* **What is needed**
Gather up all lines that carry the word "Регион".

Items from a dataset
'''

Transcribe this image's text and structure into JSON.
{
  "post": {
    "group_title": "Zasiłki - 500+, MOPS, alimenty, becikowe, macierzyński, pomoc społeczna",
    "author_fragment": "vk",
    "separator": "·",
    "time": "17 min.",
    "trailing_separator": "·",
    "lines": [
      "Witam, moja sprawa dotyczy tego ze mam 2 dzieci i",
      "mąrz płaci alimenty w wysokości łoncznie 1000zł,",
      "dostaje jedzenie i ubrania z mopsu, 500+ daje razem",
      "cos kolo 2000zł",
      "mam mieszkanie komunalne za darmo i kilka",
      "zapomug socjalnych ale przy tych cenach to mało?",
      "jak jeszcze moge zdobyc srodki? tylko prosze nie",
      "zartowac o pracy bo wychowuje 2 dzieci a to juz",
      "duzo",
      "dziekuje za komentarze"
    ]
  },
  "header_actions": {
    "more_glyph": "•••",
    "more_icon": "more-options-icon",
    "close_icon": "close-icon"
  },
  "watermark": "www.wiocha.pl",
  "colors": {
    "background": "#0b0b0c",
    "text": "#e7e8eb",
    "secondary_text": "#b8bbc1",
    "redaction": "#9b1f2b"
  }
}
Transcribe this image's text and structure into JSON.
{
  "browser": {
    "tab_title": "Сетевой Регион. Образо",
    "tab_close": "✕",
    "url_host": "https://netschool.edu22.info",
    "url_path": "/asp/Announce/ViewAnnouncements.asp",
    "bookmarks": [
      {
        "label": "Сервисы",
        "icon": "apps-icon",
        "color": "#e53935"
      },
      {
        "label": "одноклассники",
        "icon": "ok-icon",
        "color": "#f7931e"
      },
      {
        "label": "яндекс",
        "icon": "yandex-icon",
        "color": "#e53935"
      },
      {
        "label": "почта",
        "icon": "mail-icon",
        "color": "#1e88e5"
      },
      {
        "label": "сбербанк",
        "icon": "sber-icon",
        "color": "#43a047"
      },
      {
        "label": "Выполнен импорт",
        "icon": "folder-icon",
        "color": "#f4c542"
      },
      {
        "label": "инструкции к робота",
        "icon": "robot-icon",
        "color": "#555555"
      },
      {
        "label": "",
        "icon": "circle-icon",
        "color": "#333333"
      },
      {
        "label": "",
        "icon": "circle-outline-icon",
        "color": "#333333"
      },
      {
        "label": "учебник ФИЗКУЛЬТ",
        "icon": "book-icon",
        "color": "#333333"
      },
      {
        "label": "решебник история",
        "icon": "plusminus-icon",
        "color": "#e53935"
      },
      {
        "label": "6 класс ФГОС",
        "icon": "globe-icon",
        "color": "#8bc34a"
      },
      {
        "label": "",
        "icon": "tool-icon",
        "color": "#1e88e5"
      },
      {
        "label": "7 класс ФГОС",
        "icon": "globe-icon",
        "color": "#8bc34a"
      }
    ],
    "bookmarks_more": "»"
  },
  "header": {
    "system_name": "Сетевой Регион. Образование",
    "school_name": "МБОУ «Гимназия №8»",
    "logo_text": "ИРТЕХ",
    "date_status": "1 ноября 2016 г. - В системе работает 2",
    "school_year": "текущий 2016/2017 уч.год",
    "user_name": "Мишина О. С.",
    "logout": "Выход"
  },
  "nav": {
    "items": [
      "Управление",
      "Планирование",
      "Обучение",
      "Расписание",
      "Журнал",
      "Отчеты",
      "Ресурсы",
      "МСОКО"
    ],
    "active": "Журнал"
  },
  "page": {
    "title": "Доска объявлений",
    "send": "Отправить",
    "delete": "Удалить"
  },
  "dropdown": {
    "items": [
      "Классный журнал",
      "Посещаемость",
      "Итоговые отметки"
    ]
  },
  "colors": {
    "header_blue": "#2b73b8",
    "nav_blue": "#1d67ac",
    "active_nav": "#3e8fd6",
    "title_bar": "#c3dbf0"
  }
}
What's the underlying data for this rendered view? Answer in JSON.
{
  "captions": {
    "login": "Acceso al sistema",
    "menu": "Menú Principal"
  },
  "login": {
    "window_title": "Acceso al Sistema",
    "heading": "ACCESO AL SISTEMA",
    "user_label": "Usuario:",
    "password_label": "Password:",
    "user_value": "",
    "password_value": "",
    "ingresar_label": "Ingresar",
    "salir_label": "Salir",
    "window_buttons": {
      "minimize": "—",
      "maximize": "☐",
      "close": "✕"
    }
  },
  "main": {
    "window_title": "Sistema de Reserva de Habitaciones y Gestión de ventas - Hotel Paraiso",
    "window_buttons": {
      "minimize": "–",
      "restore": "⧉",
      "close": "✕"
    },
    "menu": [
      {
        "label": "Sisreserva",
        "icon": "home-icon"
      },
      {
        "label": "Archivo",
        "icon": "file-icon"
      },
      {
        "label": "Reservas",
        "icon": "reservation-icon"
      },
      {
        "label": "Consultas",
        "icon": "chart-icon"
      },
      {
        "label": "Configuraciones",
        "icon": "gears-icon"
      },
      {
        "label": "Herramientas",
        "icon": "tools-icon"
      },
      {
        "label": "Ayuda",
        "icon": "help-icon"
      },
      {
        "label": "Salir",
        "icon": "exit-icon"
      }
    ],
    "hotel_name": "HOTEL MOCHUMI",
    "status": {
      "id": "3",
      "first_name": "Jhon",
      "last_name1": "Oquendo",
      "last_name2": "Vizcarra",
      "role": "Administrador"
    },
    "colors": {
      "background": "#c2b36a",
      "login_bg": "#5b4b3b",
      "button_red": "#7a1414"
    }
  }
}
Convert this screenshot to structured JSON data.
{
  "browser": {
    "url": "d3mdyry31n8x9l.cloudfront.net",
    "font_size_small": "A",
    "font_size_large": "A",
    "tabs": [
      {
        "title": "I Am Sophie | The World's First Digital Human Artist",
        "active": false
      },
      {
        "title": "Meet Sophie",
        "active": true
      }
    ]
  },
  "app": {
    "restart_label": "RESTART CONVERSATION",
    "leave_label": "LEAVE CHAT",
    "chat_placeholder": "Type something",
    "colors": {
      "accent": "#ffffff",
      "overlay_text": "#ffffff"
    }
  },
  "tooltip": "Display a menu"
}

'''

* **Response to the exercise**
    "tab_title": "Сетевой Регион. Образо",
    "system_name": "Сетевой Регион. Образование",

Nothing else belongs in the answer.